TASK BRIEF:
Answer these from the extract on music theory:
(a) In what year was Tonal Pitch Space published?
(b) Which 1988 book by Robert Gjerdingen is given as the early form of schema theory?
(c) At which university did Fred Lerdahl give his 2011 presentation?

— BEGIN EXTRACT PROVIDED —

Fixed, low-level metrical representations in the LMT concern beat-level interactions. When beat-level relations are put together they form complex concepts which can be coherently understood by separating them out into the basic concepts. Even if a metrical grid was a Platonic ideal that’s present in cognition, metrical structure must still be internally understood using some sort of bottom-up LMT.

Empiricism and the LMT

With the inception of generative music theory in the 1980s, with GTTM, we might have expected improvements to the programme into the 1990s, 2000s and beyond. Alas, it wasn’t to be. Music theorists were too preoccupied with things such as Sonata Theory, schema theory (which I’ll talk about shortly) and Nordic music to worry about improving generative theory. Fred Lerdahl again came up with the twenty-first century gem in generative theory, Tonal Pitch Space (2001).

While I think rationalist music research requires further development to provide a viable explanation of a LMT, empiricism’s mark on music research is perhaps of more concern. Broadly speaking, the empiricist music researcher tries to capture music-making through leveraging the most probable, most commonly associated, or most statistically prevalent arrangement of features. Which is good as far as it goes. But how does it help explain music cognition, and specifically the LMT?

The sub-discipline that’s occupying most music theorist’s time these days is schema theory. I think this corner of music theory is actually closer to empiricism than rationalism. In its early form, in Robert Gjerdingen’s A Classic Turn of Phrase (1988), it provides a counterposition to the generative enterprise. More recently, schema theorists prefer to emphasise the historical and cultural modes of practice, looking at the ins and outs of the Partamenti tradition in eighteenth-century Italy rather than examining music cognition per se. Of which, Music in the Galant Style (2007), also by Robert Gjerdingen, is a prime example, and a very interesting exploration of a cultural niche.

The schema theory of Leonard Meyer, Robert Gjerdingen, and Vasilli Byros — in that order and counting, since it’s a popular method — looks at the ‘psychology of convention’ through the use of voice-leading schemas in the eighteenth century. One of the underlying contentions is that schemas are the product of time and place. So while much of the work is carried out under the umbrella of cognitive science, it’s also bona fide empiricism. The conclusion is that a good part of music cognition boils down to brute experience, or statistical inference. But to paraphrase Fred Lerdahl in his 2011 presentation at Rice University (shown below), musical understanding and cognition must come down to something more than statistics. Indeed, what about the internal system? What empiricist musicology tells us about music cognition, while in some sense interesting, is different to working out the fundamental representation system of music cognition; it’s a different aspect of cognition than that which concerns a LMT.

— END EXTRACT PROVIDED —
— BEGIN DATASET EXTRACT —

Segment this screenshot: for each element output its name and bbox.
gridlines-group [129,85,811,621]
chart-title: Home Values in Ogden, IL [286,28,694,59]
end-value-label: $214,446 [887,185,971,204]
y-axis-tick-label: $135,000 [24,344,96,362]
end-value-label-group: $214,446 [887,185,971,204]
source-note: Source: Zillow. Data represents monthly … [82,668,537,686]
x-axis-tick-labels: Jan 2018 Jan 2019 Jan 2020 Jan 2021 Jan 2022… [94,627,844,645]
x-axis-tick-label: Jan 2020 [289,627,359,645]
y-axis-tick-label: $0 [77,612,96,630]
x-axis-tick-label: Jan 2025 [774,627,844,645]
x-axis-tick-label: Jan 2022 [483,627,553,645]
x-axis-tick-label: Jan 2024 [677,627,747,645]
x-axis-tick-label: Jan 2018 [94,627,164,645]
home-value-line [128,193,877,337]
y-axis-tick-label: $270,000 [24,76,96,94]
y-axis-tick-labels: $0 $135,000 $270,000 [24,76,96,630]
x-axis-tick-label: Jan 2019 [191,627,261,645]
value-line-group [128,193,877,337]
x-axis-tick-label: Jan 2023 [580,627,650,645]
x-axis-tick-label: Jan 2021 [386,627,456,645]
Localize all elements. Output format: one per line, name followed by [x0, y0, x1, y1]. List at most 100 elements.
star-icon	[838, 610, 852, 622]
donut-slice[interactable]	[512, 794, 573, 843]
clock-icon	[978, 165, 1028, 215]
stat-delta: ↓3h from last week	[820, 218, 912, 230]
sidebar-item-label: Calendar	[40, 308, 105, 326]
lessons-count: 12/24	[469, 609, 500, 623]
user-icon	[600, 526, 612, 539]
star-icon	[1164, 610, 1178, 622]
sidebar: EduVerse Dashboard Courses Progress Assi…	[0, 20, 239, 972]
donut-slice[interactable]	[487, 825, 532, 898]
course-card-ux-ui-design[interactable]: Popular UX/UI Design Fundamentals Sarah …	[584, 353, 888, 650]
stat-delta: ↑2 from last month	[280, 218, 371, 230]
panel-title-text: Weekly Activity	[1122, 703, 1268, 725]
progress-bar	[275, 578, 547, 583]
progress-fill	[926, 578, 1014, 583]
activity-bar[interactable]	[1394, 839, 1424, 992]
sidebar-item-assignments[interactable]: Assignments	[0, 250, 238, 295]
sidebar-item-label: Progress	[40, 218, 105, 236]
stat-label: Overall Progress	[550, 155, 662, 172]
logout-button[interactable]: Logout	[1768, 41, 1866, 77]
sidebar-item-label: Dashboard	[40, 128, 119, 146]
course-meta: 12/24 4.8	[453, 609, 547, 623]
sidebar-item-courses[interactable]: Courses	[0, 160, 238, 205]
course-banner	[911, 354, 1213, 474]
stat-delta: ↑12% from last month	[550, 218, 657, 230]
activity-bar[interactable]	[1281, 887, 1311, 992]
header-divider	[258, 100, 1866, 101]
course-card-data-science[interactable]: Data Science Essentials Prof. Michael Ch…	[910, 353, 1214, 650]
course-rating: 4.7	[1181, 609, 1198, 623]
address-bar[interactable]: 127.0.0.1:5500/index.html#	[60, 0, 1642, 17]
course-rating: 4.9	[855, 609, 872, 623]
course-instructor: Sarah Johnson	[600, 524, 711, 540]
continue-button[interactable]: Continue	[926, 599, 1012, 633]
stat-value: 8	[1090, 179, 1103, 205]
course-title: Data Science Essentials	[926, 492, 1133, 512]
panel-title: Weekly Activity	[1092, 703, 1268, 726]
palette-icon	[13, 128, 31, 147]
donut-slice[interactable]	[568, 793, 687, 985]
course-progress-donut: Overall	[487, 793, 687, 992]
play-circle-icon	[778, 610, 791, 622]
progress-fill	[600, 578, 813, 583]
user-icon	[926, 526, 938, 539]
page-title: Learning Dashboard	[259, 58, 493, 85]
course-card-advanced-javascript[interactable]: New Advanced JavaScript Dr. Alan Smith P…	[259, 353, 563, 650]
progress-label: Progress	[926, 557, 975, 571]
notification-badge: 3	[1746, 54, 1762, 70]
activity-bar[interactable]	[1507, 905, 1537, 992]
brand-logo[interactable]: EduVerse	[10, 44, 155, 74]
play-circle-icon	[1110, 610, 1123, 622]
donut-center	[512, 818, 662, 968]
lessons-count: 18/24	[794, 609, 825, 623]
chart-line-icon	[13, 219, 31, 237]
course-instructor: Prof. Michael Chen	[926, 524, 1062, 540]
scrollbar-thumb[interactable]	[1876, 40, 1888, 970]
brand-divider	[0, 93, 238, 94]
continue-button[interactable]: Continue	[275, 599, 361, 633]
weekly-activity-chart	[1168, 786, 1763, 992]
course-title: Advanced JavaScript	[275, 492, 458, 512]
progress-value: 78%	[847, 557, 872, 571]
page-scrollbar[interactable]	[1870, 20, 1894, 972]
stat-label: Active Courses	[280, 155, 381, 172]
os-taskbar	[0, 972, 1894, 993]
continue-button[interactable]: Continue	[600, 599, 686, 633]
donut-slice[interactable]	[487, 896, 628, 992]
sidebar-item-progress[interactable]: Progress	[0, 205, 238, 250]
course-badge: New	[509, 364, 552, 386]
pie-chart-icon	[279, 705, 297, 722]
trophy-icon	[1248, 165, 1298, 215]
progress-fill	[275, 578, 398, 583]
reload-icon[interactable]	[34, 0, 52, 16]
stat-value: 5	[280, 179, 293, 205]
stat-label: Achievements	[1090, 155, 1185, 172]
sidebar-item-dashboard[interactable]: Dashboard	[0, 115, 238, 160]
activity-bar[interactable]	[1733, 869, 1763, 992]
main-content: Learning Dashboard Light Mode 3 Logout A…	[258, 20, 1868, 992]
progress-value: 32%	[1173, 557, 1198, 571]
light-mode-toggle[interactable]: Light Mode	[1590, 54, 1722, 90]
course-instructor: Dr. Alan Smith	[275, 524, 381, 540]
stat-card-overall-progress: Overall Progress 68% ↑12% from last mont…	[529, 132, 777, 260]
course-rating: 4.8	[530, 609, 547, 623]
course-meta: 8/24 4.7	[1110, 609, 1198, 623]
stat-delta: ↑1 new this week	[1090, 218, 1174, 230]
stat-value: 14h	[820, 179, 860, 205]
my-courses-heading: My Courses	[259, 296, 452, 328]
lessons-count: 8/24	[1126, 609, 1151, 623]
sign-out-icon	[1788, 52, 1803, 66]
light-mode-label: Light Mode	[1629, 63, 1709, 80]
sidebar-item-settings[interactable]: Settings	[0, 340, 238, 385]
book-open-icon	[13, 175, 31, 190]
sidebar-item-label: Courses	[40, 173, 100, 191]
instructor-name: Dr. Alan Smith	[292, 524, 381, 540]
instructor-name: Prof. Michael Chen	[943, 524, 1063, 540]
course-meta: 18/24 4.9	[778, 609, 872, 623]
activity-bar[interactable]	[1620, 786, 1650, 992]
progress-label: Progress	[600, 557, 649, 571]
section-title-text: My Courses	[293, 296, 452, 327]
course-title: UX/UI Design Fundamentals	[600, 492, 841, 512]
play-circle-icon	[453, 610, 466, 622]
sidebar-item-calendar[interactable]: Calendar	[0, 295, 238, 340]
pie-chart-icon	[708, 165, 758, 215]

— END DATASET EXTRACT —

OUTPUT FOR THIS TASK:
(a) 2001
(b) A Classic Turn of Phrase
(c) Rice University